** START RECORD SET **
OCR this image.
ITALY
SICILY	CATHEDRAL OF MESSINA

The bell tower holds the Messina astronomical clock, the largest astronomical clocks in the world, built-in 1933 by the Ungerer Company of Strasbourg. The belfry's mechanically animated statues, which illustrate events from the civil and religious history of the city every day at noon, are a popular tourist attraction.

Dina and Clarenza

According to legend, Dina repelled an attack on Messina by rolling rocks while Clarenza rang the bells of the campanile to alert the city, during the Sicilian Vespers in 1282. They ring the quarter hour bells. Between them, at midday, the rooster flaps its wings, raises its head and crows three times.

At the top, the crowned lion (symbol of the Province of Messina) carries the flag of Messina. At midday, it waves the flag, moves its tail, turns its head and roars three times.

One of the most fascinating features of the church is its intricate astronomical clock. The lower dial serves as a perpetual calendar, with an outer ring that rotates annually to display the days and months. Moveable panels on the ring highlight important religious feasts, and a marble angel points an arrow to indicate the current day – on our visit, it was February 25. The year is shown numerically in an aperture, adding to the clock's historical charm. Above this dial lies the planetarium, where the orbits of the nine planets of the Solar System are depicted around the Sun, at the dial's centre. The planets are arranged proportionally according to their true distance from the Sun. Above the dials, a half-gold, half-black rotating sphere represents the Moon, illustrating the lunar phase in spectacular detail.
** END RECORD SET **
WRITTEN REQUEST:
Count the lines of these entries that hold the string "Dina", and give only that number.

FINAL RESULT:
2